>>>

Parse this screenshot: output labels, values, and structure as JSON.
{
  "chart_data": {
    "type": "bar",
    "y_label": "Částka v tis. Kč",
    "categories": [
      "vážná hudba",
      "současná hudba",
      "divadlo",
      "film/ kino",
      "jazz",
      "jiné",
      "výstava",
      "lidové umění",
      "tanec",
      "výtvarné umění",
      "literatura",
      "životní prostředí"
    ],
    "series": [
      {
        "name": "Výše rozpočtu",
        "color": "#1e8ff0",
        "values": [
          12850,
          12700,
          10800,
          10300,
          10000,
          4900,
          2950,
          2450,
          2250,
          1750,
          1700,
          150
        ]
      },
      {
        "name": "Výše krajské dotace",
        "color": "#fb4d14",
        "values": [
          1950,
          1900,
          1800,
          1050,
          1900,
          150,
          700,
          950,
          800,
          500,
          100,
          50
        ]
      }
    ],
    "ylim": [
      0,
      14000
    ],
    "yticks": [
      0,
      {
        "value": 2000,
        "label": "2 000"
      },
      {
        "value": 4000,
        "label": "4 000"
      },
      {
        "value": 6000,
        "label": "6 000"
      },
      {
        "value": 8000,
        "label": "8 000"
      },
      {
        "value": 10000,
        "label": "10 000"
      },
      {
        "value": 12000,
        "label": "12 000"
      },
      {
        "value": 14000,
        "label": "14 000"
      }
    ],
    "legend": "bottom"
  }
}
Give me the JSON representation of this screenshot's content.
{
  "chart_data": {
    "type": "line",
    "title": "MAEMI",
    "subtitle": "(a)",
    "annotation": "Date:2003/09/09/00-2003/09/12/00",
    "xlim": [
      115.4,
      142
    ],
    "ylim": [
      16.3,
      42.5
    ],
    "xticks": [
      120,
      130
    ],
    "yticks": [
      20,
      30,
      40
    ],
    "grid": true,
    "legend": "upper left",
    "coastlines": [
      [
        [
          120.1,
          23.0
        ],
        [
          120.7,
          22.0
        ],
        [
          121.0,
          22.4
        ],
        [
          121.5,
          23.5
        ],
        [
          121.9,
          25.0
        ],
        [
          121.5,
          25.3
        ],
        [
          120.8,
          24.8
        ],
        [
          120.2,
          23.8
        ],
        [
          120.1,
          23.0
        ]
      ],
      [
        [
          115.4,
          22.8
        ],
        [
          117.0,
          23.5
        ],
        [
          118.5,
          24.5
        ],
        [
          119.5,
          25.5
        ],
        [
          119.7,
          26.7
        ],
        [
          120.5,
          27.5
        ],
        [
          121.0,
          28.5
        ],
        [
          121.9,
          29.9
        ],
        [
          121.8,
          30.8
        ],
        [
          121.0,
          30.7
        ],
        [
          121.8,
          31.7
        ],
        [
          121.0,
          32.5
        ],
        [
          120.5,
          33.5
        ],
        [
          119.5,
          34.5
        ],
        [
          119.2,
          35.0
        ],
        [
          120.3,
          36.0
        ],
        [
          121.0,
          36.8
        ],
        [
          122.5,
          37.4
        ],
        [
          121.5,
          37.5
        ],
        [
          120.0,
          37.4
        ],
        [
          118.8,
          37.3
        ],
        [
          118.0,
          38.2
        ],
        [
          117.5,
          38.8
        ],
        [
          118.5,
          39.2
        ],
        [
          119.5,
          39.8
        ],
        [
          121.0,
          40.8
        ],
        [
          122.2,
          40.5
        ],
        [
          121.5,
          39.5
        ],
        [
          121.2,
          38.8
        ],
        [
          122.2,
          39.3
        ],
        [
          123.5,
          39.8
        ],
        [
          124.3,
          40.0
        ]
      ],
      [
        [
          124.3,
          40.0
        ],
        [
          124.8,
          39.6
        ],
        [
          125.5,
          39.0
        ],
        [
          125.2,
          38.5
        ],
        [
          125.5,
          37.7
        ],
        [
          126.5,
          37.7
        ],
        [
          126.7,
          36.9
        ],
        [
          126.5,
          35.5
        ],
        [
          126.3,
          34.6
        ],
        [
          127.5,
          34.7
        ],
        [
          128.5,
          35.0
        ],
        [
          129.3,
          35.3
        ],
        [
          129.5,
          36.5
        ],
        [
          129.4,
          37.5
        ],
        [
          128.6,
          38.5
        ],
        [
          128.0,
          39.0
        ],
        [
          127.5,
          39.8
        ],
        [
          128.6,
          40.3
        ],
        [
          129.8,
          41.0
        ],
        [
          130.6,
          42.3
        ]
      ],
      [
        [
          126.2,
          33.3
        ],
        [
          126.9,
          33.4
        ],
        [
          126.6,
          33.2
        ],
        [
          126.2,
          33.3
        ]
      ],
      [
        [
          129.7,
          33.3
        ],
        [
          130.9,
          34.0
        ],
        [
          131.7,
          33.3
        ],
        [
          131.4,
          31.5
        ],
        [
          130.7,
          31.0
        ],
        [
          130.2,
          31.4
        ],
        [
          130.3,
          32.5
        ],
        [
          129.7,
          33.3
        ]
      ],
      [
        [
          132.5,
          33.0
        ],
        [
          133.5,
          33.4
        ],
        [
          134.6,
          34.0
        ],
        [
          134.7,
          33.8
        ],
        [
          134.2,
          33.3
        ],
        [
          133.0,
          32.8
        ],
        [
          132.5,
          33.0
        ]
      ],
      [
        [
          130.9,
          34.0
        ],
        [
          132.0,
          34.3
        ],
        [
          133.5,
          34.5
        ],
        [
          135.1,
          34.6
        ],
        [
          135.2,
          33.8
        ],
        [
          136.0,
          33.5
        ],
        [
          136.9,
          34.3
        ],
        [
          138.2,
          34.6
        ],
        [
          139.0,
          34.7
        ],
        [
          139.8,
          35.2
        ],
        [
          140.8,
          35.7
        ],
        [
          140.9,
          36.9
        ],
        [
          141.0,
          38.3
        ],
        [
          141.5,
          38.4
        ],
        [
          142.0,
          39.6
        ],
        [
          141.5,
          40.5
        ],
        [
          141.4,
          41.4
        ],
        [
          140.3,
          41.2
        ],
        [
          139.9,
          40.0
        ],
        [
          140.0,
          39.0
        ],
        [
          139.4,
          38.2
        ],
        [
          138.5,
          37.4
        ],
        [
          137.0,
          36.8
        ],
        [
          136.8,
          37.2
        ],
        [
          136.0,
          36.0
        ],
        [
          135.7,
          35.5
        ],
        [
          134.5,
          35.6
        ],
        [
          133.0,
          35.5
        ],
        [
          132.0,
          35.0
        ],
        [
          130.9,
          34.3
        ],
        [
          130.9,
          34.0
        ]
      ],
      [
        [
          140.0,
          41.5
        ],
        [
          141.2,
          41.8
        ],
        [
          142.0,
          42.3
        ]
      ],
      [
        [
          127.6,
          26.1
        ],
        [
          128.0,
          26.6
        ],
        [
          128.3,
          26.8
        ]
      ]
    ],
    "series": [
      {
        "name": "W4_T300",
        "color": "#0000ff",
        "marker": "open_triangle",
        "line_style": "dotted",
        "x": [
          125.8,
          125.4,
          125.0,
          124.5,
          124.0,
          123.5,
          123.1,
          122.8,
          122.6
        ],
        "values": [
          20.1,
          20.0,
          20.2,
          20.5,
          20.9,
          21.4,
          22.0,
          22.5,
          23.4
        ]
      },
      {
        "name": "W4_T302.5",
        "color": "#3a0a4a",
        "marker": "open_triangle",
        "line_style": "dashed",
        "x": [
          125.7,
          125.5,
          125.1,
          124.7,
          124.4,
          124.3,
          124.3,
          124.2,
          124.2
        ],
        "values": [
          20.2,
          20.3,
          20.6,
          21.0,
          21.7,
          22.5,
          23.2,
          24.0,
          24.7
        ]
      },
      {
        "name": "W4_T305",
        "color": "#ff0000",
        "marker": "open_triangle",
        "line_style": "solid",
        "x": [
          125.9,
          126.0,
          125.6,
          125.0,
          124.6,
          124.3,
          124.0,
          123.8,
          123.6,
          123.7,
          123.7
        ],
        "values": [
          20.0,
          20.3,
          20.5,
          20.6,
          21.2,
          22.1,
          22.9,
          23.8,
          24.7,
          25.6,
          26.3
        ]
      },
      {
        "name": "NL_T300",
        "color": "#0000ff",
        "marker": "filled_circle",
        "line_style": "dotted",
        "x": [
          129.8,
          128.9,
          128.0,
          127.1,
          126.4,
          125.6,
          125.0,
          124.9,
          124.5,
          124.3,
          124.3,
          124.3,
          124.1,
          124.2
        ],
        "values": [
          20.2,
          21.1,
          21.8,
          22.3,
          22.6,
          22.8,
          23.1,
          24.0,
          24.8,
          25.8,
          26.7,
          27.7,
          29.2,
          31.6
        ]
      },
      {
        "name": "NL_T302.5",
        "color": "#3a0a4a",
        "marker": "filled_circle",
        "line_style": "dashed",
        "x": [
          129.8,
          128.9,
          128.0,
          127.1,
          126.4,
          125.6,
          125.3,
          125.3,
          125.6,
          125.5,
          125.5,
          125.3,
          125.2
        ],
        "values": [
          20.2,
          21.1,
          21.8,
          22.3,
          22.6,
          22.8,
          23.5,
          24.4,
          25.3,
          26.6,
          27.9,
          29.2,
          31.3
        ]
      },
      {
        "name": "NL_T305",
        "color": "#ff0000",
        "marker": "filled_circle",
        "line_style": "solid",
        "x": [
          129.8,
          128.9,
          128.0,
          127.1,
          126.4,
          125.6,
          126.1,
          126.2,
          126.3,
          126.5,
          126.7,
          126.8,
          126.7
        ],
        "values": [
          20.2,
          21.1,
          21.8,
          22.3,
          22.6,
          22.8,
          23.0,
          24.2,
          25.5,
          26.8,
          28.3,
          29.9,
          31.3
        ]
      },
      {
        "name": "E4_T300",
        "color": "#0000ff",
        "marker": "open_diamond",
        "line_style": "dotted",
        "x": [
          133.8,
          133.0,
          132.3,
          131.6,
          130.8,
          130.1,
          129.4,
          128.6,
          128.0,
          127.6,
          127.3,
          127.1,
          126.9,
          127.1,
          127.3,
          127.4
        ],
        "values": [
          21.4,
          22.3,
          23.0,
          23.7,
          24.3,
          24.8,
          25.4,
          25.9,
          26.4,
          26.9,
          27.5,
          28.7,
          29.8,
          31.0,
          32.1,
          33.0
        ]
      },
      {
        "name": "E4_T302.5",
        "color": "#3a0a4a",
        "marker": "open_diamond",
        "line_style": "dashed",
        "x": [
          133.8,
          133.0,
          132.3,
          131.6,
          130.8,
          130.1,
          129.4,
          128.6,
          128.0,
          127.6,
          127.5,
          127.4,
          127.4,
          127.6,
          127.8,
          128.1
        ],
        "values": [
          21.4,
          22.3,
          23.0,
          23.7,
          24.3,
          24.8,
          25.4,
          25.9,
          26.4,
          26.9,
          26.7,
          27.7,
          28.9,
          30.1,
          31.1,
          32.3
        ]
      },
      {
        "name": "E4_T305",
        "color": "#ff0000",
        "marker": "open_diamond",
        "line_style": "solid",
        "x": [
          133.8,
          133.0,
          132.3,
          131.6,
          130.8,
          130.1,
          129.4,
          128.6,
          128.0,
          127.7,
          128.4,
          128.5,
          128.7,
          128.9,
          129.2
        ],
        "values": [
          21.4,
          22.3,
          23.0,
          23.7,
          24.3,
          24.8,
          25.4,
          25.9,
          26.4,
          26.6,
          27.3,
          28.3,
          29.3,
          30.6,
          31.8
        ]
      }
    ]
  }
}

<<<

**What you are asked to do**. Every line of the listing that holds "name" is to be counted; give only the resulting number.

**Solution**. 11